Repeat exactly each line of the data provided below.

* _Data shown_:
#####

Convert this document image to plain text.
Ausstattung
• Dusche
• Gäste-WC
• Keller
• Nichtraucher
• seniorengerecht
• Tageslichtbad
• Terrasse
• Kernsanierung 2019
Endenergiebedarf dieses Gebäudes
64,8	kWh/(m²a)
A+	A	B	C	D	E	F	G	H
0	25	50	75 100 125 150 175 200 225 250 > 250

#####

* _Expected output_:
Convert this document image to plain text.
Ausstattung
• Dusche
• Gäste-WC
• Keller
• Nichtraucher
• seniorengerecht
• Tageslichtbad
• Terrasse
• Kernsanierung 2019
Endenergiebedarf dieses Gebäudes
64,8	kWh/(m²a)
A+	A	B	C	D	E	F	G	H
0	25	50	75 100 125 150 175 200 225 250 > 250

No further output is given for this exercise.